Your task: Leave the pictures out and reproduce, exactly, the lines from the one with "Extract the structured" through the end of the entries below.

Items:
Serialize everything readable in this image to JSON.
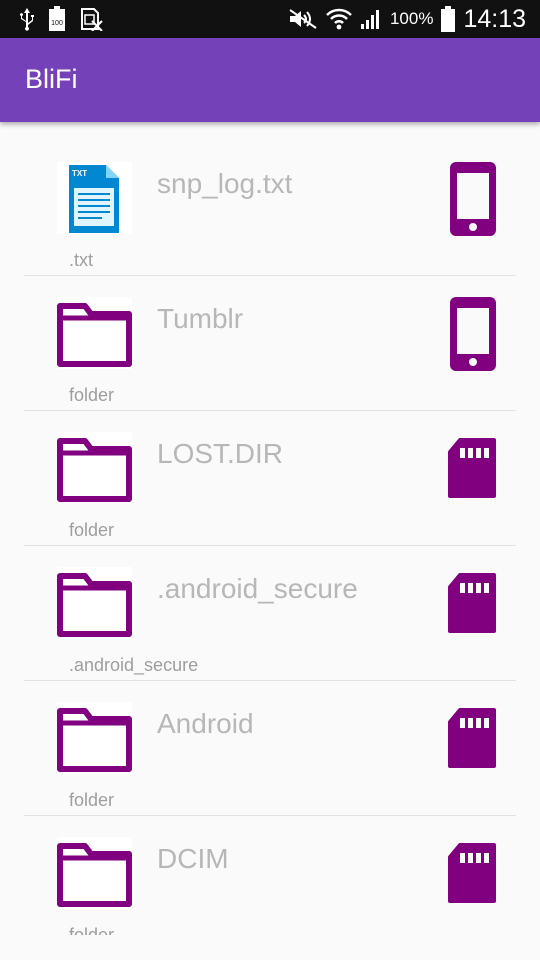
{
  "status_bar": {
    "battery_percent": "100%",
    "time": "14:13",
    "icons_left": [
      "usb-icon",
      "battery-100-icon",
      "blocked-sim-icon"
    ],
    "icons_right": [
      "mute-icon",
      "wifi-icon",
      "signal-icon",
      "battery-icon"
    ]
  },
  "app_bar": {
    "title": "BliFi",
    "color": "#7441b8"
  },
  "accent": "#800080",
  "files": [
    {
      "name": "snp_log.txt",
      "subtitle": ".txt",
      "thumb": "txt-file-icon",
      "location": "phone-icon"
    },
    {
      "name": "Tumblr",
      "subtitle": "folder",
      "thumb": "folder-icon",
      "location": "phone-icon"
    },
    {
      "name": "LOST.DIR",
      "subtitle": "folder",
      "thumb": "folder-icon",
      "location": "sd-card-icon"
    },
    {
      "name": ".android_secure",
      "subtitle": ".android_secure",
      "thumb": "folder-icon",
      "location": "sd-card-icon"
    },
    {
      "name": "Android",
      "subtitle": "folder",
      "thumb": "folder-icon",
      "location": "sd-card-icon"
    },
    {
      "name": "DCIM",
      "subtitle": "folder",
      "thumb": "folder-icon",
      "location": "sd-card-icon"
    }
  ]
}
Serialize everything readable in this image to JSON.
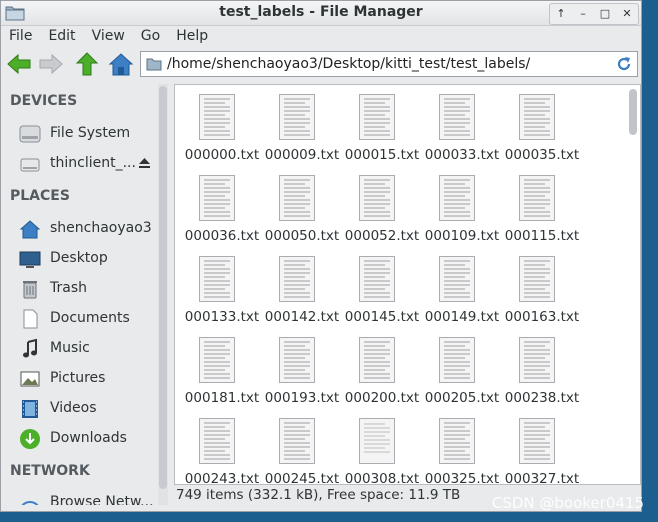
{
  "window": {
    "title": "test_labels - File Manager",
    "buttons": [
      "↑",
      "–",
      "□",
      "✕"
    ]
  },
  "menu": [
    "File",
    "Edit",
    "View",
    "Go",
    "Help"
  ],
  "toolbar": {
    "location": "/home/shenchaoyao3/Desktop/kitti_test/test_labels/"
  },
  "sidebar": {
    "devices_header": "DEVICES",
    "devices": [
      {
        "label": "File System",
        "icon": "drive-icon"
      },
      {
        "label": "thinclient_...",
        "icon": "removable-drive-icon"
      }
    ],
    "places_header": "PLACES",
    "places": [
      {
        "label": "shenchaoyao3",
        "icon": "home-icon"
      },
      {
        "label": "Desktop",
        "icon": "desktop-icon"
      },
      {
        "label": "Trash",
        "icon": "trash-icon"
      },
      {
        "label": "Documents",
        "icon": "documents-icon"
      },
      {
        "label": "Music",
        "icon": "music-icon"
      },
      {
        "label": "Pictures",
        "icon": "pictures-icon"
      },
      {
        "label": "Videos",
        "icon": "videos-icon"
      },
      {
        "label": "Downloads",
        "icon": "downloads-icon"
      }
    ],
    "network_header": "NETWORK",
    "network": [
      {
        "label": "Browse Netw...",
        "icon": "network-icon"
      }
    ]
  },
  "files": [
    "000000.txt",
    "000009.txt",
    "000015.txt",
    "000033.txt",
    "000035.txt",
    "000036.txt",
    "000050.txt",
    "000052.txt",
    "000109.txt",
    "000115.txt",
    "000133.txt",
    "000142.txt",
    "000145.txt",
    "000149.txt",
    "000163.txt",
    "000181.txt",
    "000193.txt",
    "000200.txt",
    "000205.txt",
    "000238.txt",
    "000243.txt",
    "000245.txt",
    "000308.txt",
    "000325.txt",
    "000327.txt"
  ],
  "status": "749 items (332.1 kB), Free space: 11.9 TB",
  "watermark": "CSDN @booker0415",
  "colors": {
    "accent_blue": "#3d7fc4",
    "nav_green": "#4caf2a",
    "sidebar_bg": "#e8eaec",
    "desktop_bg": "#1c5f8f"
  }
}
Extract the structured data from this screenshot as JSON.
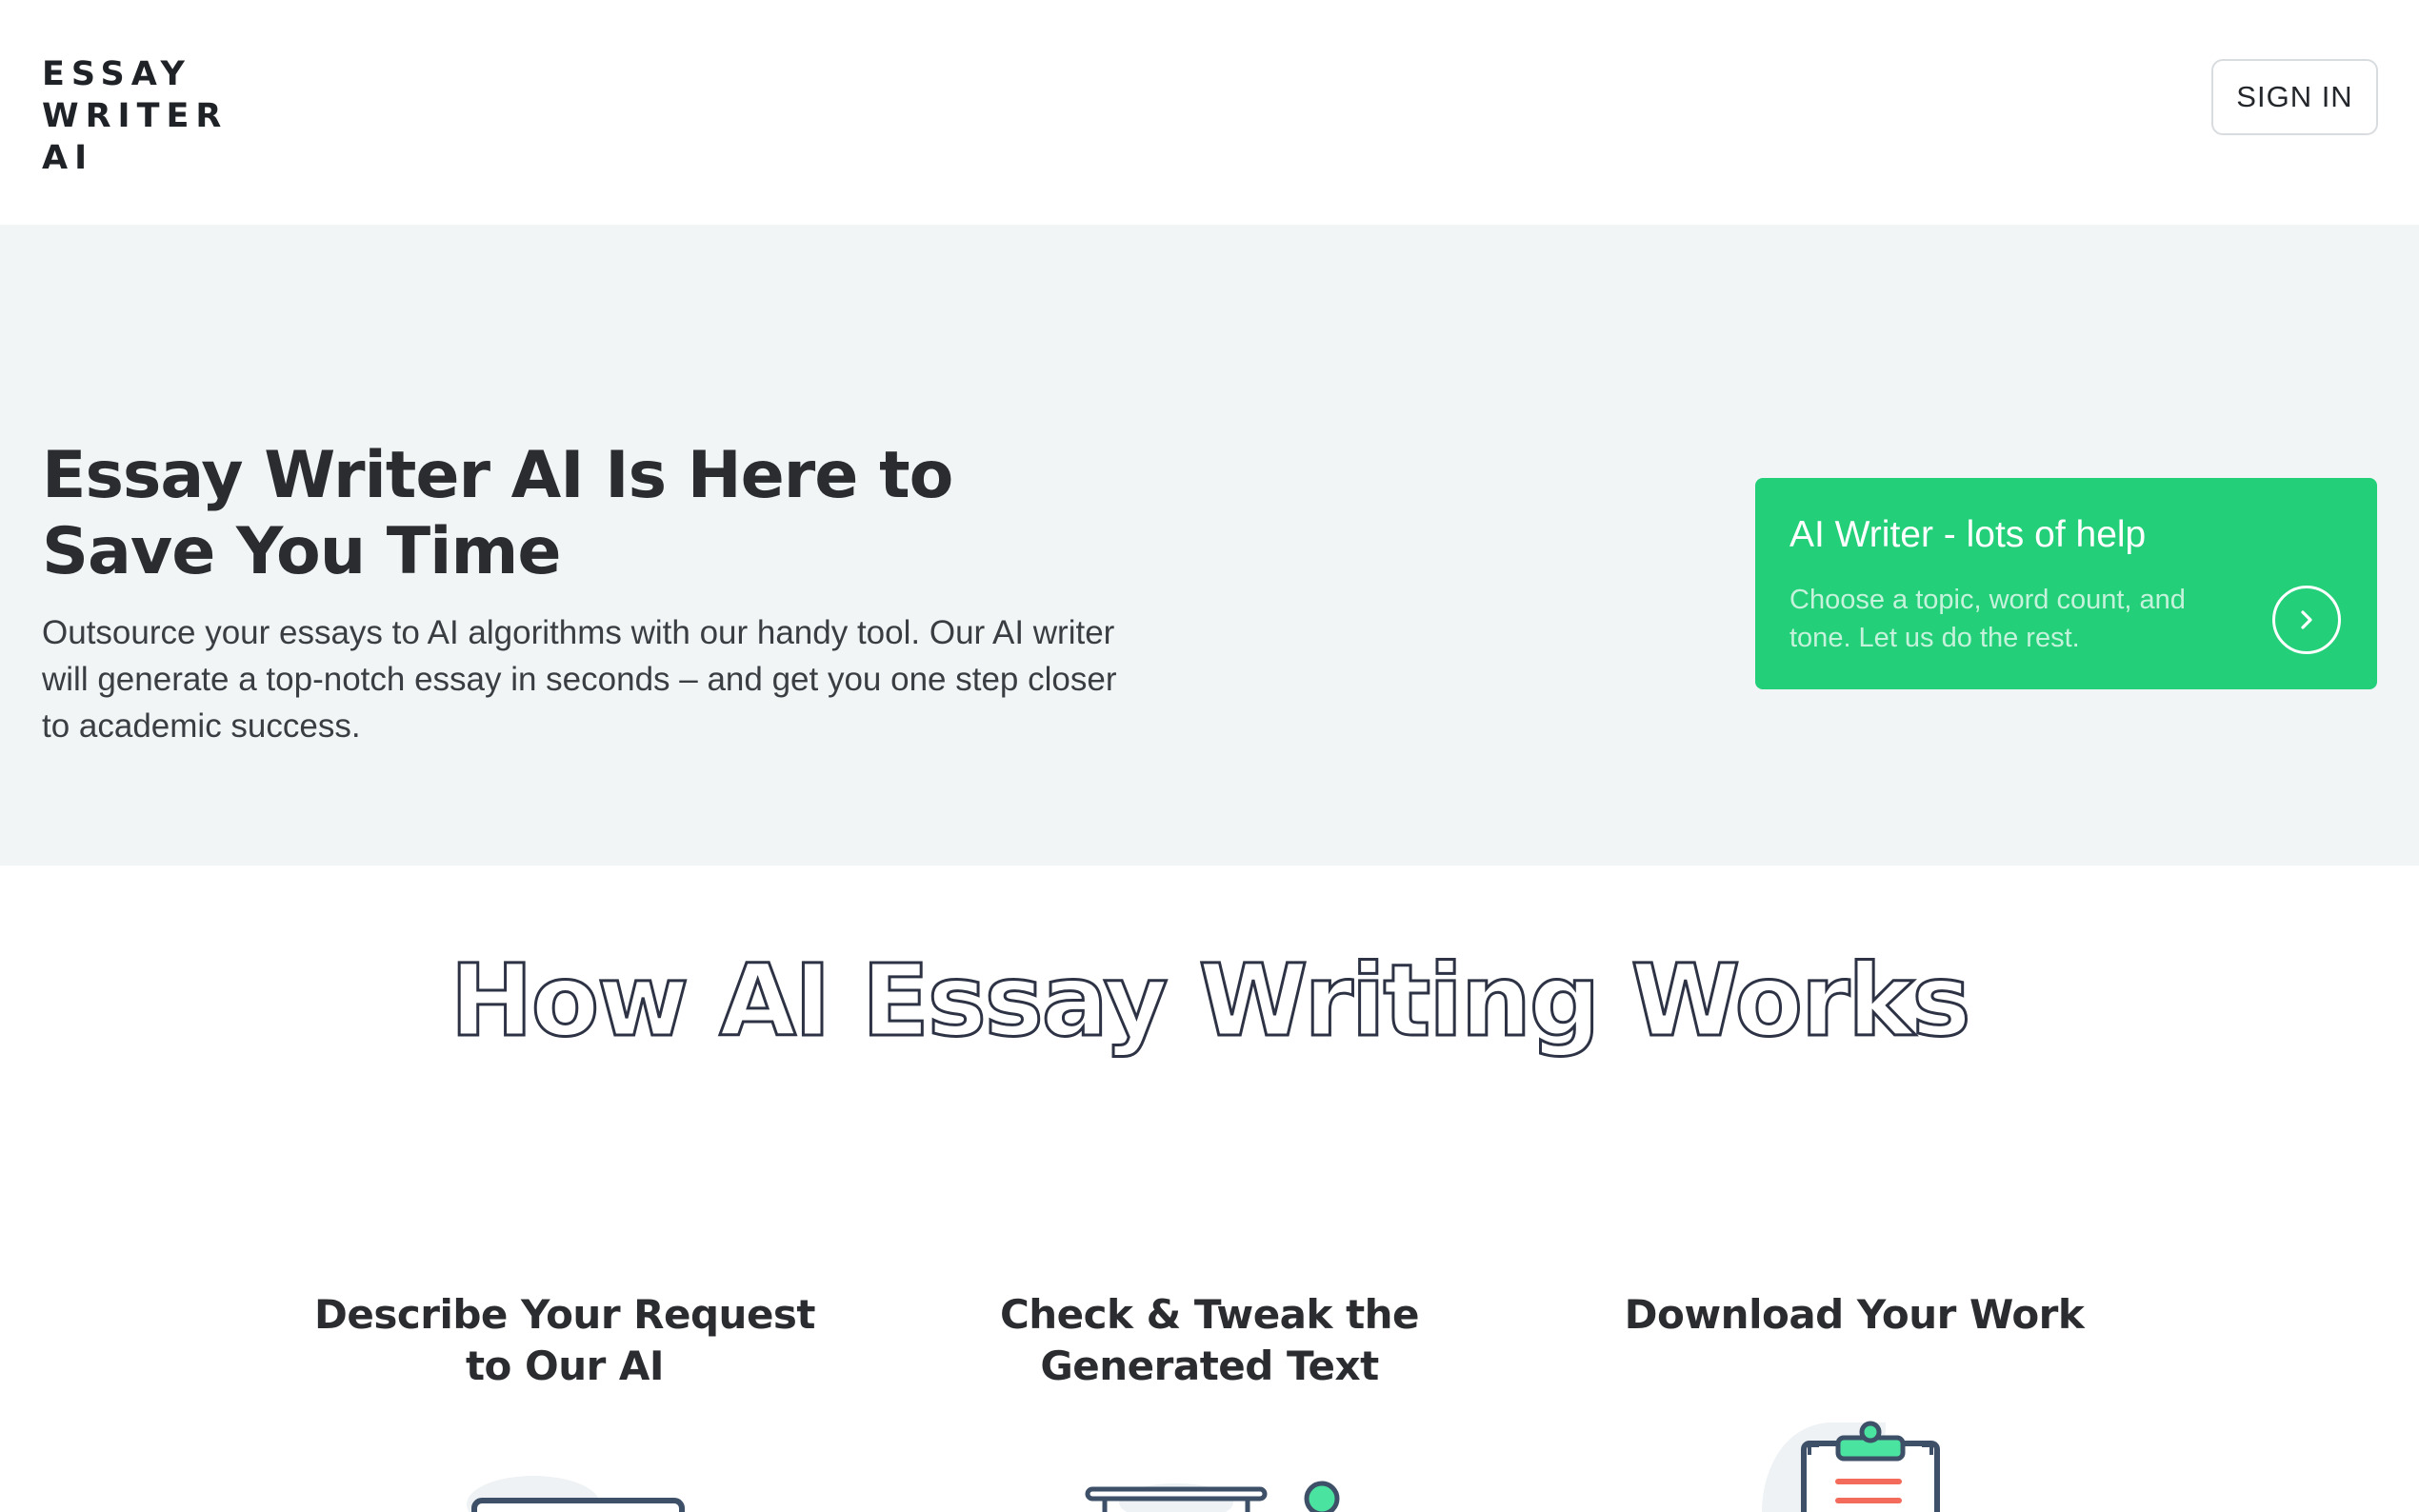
{
  "header": {
    "logo_lines": [
      "ESSAY",
      "WRITER",
      "AI"
    ],
    "signin_label": "SIGN IN"
  },
  "hero": {
    "title": "Essay Writer AI Is Here to Save You Time",
    "description": "Outsource your essays to AI algorithms with our handy tool. Our AI writer will generate a top-notch essay in seconds – and get you one step closer to academic success.",
    "card": {
      "title": "AI Writer - lots of help",
      "description": "Choose a topic, word count, and tone. Let us do the rest.",
      "arrow_icon": "chevron-right-icon"
    }
  },
  "how_it_works": {
    "title": "How AI Essay Writing Works",
    "steps": [
      {
        "title": "Describe Your Request to Our AI",
        "icon": "laptop-illustration"
      },
      {
        "title": "Check & Tweak the Generated Text",
        "icon": "monitor-illustration"
      },
      {
        "title": "Download Your Work",
        "icon": "clipboard-illustration"
      }
    ]
  },
  "colors": {
    "accent_green": "#23cf79",
    "hero_background": "#f1f5f6",
    "outline_text": "#2d3345",
    "illustration_red": "#f26b5b",
    "illustration_blue": "#3d5068"
  }
}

Response:
Extract the structured data from this screenshot as JSON.
{
  "header": {
    "logo_lines": [
      "ESSAY",
      "WRITER",
      "AI"
    ],
    "signin_label": "SIGN IN"
  },
  "hero": {
    "title": "Essay Writer AI Is Here to Save You Time",
    "description": "Outsource your essays to AI algorithms with our handy tool. Our AI writer will generate a top-notch essay in seconds – and get you one step closer to academic success.",
    "card": {
      "title": "AI Writer - lots of help",
      "description": "Choose a topic, word count, and tone. Let us do the rest.",
      "arrow_icon": "chevron-right-icon"
    }
  },
  "how_it_works": {
    "title": "How AI Essay Writing Works",
    "steps": [
      {
        "title": "Describe Your Request to Our AI",
        "icon": "laptop-illustration"
      },
      {
        "title": "Check & Tweak the Generated Text",
        "icon": "monitor-illustration"
      },
      {
        "title": "Download Your Work",
        "icon": "clipboard-illustration"
      }
    ]
  },
  "colors": {
    "accent_green": "#23cf79",
    "hero_background": "#f1f5f6",
    "outline_text": "#2d3345",
    "illustration_red": "#f26b5b",
    "illustration_blue": "#3d5068"
  }
}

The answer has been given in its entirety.